** Start **

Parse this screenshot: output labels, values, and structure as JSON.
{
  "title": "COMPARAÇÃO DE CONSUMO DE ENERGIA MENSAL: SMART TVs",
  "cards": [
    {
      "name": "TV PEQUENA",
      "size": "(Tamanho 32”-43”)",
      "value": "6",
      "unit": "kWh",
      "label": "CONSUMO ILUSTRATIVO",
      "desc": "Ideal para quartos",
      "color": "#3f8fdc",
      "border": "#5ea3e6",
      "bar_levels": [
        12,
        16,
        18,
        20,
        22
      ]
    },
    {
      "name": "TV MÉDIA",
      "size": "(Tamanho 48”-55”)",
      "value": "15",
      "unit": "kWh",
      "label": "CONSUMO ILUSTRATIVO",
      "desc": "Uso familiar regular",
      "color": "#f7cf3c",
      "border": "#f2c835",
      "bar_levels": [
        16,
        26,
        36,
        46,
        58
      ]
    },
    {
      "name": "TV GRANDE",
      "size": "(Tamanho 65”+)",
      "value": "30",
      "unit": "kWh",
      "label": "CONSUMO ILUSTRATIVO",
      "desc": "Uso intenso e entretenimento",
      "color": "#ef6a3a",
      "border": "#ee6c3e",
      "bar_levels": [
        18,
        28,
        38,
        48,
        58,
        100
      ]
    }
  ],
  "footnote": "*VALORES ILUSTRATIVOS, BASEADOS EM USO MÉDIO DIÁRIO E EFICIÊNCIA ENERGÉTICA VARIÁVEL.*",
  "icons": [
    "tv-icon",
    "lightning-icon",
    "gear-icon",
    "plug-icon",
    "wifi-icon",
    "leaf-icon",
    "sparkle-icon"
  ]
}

** End **
** Start **

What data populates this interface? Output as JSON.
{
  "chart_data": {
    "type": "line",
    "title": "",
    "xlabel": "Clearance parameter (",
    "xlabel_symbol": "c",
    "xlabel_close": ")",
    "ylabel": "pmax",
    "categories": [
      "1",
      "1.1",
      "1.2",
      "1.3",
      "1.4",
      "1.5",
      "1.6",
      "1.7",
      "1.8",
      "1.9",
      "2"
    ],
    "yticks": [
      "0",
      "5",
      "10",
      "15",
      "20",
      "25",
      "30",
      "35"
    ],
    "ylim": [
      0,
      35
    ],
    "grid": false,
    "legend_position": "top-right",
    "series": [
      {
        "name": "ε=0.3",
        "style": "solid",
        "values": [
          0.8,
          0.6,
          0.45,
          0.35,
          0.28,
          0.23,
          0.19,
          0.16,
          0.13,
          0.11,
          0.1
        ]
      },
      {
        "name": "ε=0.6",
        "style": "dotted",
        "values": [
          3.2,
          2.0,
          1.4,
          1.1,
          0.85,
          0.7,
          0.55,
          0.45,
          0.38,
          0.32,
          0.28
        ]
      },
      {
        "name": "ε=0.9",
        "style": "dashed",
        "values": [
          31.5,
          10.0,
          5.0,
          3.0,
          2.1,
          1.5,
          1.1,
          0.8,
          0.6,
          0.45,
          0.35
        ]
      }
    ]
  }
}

** End **

> [Objective]: Copy every line of the listing that includes the string "title".

> [Result of the task]:
  "title": "COMPARAÇÃO DE CONSUMO DE ENERGIA MENSAL: SMART TVs",
    "title": "",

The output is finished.